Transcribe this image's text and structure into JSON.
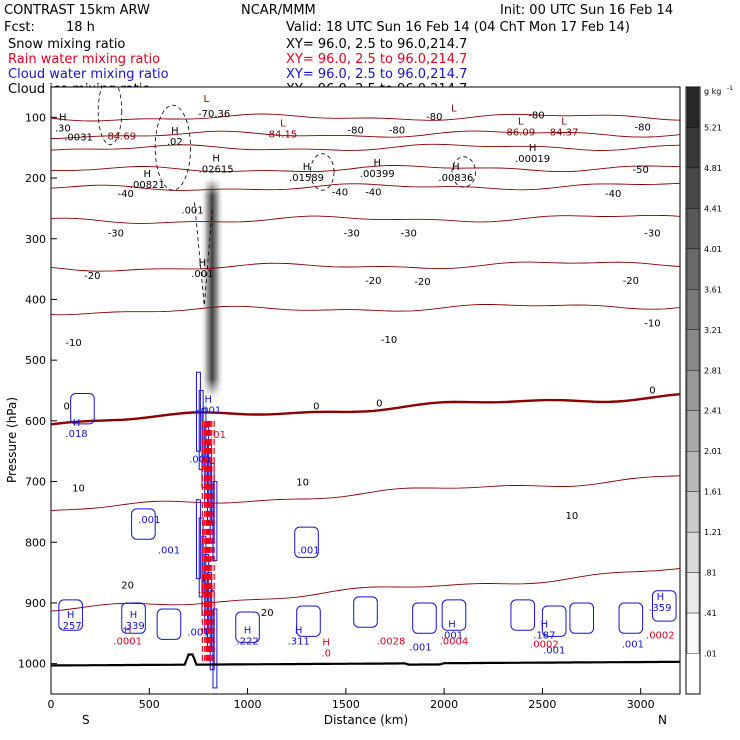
{
  "header": {
    "model": "CONTRAST 15km ARW",
    "org": "NCAR/MMM",
    "init": "Init: 00 UTC Sun 16 Feb 14",
    "fcst_label": "Fcst:",
    "fcst_value": "18 h",
    "valid": "Valid: 18 UTC Sun 16 Feb 14 (04 ChT Mon 17 Feb 14)",
    "fields": [
      {
        "name": "Snow mixing ratio",
        "xy": "XY=  96.0,  2.5 to  96.0,214.7",
        "color": "#000000"
      },
      {
        "name": "Rain water mixing ratio",
        "xy": "XY=  96.0,  2.5 to  96.0,214.7",
        "color": "#e8001c"
      },
      {
        "name": "Cloud water mixing ratio",
        "xy": "XY=  96.0,  2.5 to  96.0,214.7",
        "color": "#1414d2"
      },
      {
        "name": "Cloud ice mixing ratio",
        "xy": "XY=  96.0,  2.5 to  96.0,214.7",
        "color": "#000000"
      }
    ]
  },
  "chart_data": {
    "type": "cross-section",
    "xlabel": "Distance (km)",
    "ylabel": "Pressure (hPa)",
    "xlim": [
      0,
      3200
    ],
    "ylim": [
      1050,
      50
    ],
    "xticks": [
      0,
      500,
      1000,
      1500,
      2000,
      2500,
      3000
    ],
    "yticks": [
      100,
      200,
      300,
      400,
      500,
      600,
      700,
      800,
      900,
      1000
    ],
    "endpoint_labels": {
      "left": "S",
      "right": "N"
    },
    "colorbar": {
      "unit": "g kg",
      "unit_exp": "-1",
      "levels": [
        "5.21",
        "4.81",
        "4.41",
        "4.01",
        "3.61",
        "3.21",
        "2.81",
        "2.41",
        "2.01",
        "1.61",
        "1.21",
        ".81",
        ".41",
        ".01"
      ]
    },
    "temperature_isotherms": [
      {
        "label": "-70",
        "p": 100
      },
      {
        "label": "-80",
        "p": 128
      },
      {
        "label": "-60",
        "p": 150
      },
      {
        "label": "-50",
        "p": 185
      },
      {
        "label": "-40",
        "p": 215
      },
      {
        "label": "-30",
        "p": 268
      },
      {
        "label": "-20",
        "p": 345
      },
      {
        "label": "-10",
        "p": 415
      },
      {
        "label": "0",
        "p": 580
      },
      {
        "label": "10",
        "p": 720
      },
      {
        "label": "20",
        "p": 880
      }
    ],
    "isotherm_labels": [
      {
        "text": "-70.36",
        "x": 830,
        "p": 93
      },
      {
        "text": "-80",
        "x": 1950,
        "p": 98
      },
      {
        "text": "-80",
        "x": 2470,
        "p": 95
      },
      {
        "text": "-80",
        "x": 1550,
        "p": 120
      },
      {
        "text": "-80",
        "x": 1760,
        "p": 120
      },
      {
        "text": "-80",
        "x": 3010,
        "p": 115
      },
      {
        "text": "-50",
        "x": 3000,
        "p": 185
      },
      {
        "text": "-40",
        "x": 380,
        "p": 225
      },
      {
        "text": "-40",
        "x": 1470,
        "p": 222
      },
      {
        "text": "-40",
        "x": 1640,
        "p": 222
      },
      {
        "text": "-40",
        "x": 2860,
        "p": 225
      },
      {
        "text": "-30",
        "x": 330,
        "p": 290
      },
      {
        "text": "-30",
        "x": 1530,
        "p": 290
      },
      {
        "text": "-30",
        "x": 1820,
        "p": 290
      },
      {
        "text": "-30",
        "x": 3060,
        "p": 290
      },
      {
        "text": "-20",
        "x": 210,
        "p": 360
      },
      {
        "text": "-20",
        "x": 1640,
        "p": 368
      },
      {
        "text": "-20",
        "x": 1890,
        "p": 370
      },
      {
        "text": "-20",
        "x": 2950,
        "p": 368
      },
      {
        "text": "-10",
        "x": 115,
        "p": 470
      },
      {
        "text": "-10",
        "x": 1720,
        "p": 465
      },
      {
        "text": "-10",
        "x": 3060,
        "p": 438
      },
      {
        "text": "0",
        "x": 80,
        "p": 575
      },
      {
        "text": "0",
        "x": 1350,
        "p": 575
      },
      {
        "text": "0",
        "x": 1670,
        "p": 570
      },
      {
        "text": "0",
        "x": 3060,
        "p": 548
      },
      {
        "text": "10",
        "x": 140,
        "p": 710
      },
      {
        "text": "10",
        "x": 1280,
        "p": 700
      },
      {
        "text": "10",
        "x": 2650,
        "p": 755
      },
      {
        "text": "20",
        "x": 390,
        "p": 870
      },
      {
        "text": "20",
        "x": 1100,
        "p": 915
      }
    ],
    "extrema": [
      {
        "mark": "L",
        "val": "",
        "x": 790,
        "p": 85,
        "color": "#8b0000"
      },
      {
        "mark": "H",
        "val": ".30",
        "x": 60,
        "p": 115,
        "color": "#000000"
      },
      {
        "mark": "",
        "val": ".0031",
        "x": 140,
        "p": 130,
        "color": "#000000"
      },
      {
        "mark": "",
        "val": "84.69",
        "x": 360,
        "p": 128,
        "color": "#8b0000"
      },
      {
        "mark": "H",
        "val": ".02",
        "x": 630,
        "p": 137,
        "color": "#000000"
      },
      {
        "mark": "L",
        "val": "84.15",
        "x": 1180,
        "p": 125,
        "color": "#8b0000"
      },
      {
        "mark": "L",
        "val": "",
        "x": 2050,
        "p": 100,
        "color": "#8b0000"
      },
      {
        "mark": "L",
        "val": "86.09",
        "x": 2390,
        "p": 122,
        "color": "#8b0000"
      },
      {
        "mark": "L",
        "val": "84.37",
        "x": 2610,
        "p": 122,
        "color": "#8b0000"
      },
      {
        "mark": "H",
        "val": ".00019",
        "x": 2450,
        "p": 165,
        "color": "#000000"
      },
      {
        "mark": "H",
        "val": ".02615",
        "x": 840,
        "p": 183,
        "color": "#000000"
      },
      {
        "mark": "H",
        "val": ".01589",
        "x": 1300,
        "p": 197,
        "color": "#000000"
      },
      {
        "mark": "H",
        "val": ".00399",
        "x": 1660,
        "p": 190,
        "color": "#000000"
      },
      {
        "mark": "H",
        "val": ".00836",
        "x": 2060,
        "p": 197,
        "color": "#000000"
      },
      {
        "mark": "H",
        "val": ".00821",
        "x": 490,
        "p": 208,
        "color": "#000000"
      },
      {
        "mark": "",
        "val": ".001",
        "x": 720,
        "p": 250,
        "color": "#000000"
      },
      {
        "mark": "H",
        "val": ".001",
        "x": 770,
        "p": 355,
        "color": "#000000"
      },
      {
        "mark": "H",
        "val": "-.001",
        "x": 800,
        "p": 580,
        "color": "#1414d2"
      },
      {
        "mark": "H",
        "val": ".018",
        "x": 130,
        "p": 618,
        "color": "#1414d2"
      },
      {
        "mark": "",
        "val": ".001",
        "x": 760,
        "p": 660,
        "color": "#1414d2"
      },
      {
        "mark": "",
        "val": ".01",
        "x": 850,
        "p": 620,
        "color": "#e8001c"
      },
      {
        "mark": "",
        "val": ".001",
        "x": 500,
        "p": 760,
        "color": "#1414d2"
      },
      {
        "mark": "",
        "val": ".001",
        "x": 600,
        "p": 810,
        "color": "#1414d2"
      },
      {
        "mark": "",
        "val": ".001",
        "x": 1310,
        "p": 810,
        "color": "#1414d2"
      },
      {
        "mark": "H",
        "val": ".65",
        "x": 790,
        "p": 875,
        "color": "#e8001c"
      },
      {
        "mark": "H",
        "val": ".257",
        "x": 100,
        "p": 935,
        "color": "#1414d2"
      },
      {
        "mark": "H",
        "val": ".339",
        "x": 420,
        "p": 935,
        "color": "#1414d2"
      },
      {
        "mark": "H",
        "val": ".0001",
        "x": 390,
        "p": 960,
        "color": "#e8001c"
      },
      {
        "mark": "",
        "val": ".001",
        "x": 750,
        "p": 945,
        "color": "#1414d2"
      },
      {
        "mark": "H",
        "val": ".222",
        "x": 1000,
        "p": 960,
        "color": "#1414d2"
      },
      {
        "mark": "H",
        "val": ".311",
        "x": 1260,
        "p": 960,
        "color": "#1414d2"
      },
      {
        "mark": "H",
        "val": ".0",
        "x": 1400,
        "p": 980,
        "color": "#e8001c"
      },
      {
        "mark": "",
        "val": ".0028",
        "x": 1730,
        "p": 960,
        "color": "#e8001c"
      },
      {
        "mark": "",
        "val": ".001",
        "x": 1880,
        "p": 970,
        "color": "#1414d2"
      },
      {
        "mark": "H",
        "val": ".001",
        "x": 2040,
        "p": 950,
        "color": "#1414d2"
      },
      {
        "mark": "",
        "val": ".0004",
        "x": 2050,
        "p": 960,
        "color": "#e8001c"
      },
      {
        "mark": "H",
        "val": ".187",
        "x": 2510,
        "p": 950,
        "color": "#1414d2"
      },
      {
        "mark": "",
        "val": ".0002",
        "x": 2510,
        "p": 965,
        "color": "#e8001c"
      },
      {
        "mark": "",
        "val": ".001",
        "x": 2560,
        "p": 975,
        "color": "#1414d2"
      },
      {
        "mark": "",
        "val": ".001",
        "x": 2960,
        "p": 965,
        "color": "#1414d2"
      },
      {
        "mark": "H",
        "val": ".359",
        "x": 3100,
        "p": 905,
        "color": "#1414d2"
      },
      {
        "mark": "",
        "val": ".0002",
        "x": 3100,
        "p": 950,
        "color": "#e8001c"
      }
    ]
  }
}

=-=-=-=-=

Check the records above line by line and tally those holding the string "water". Answer with the number only.

2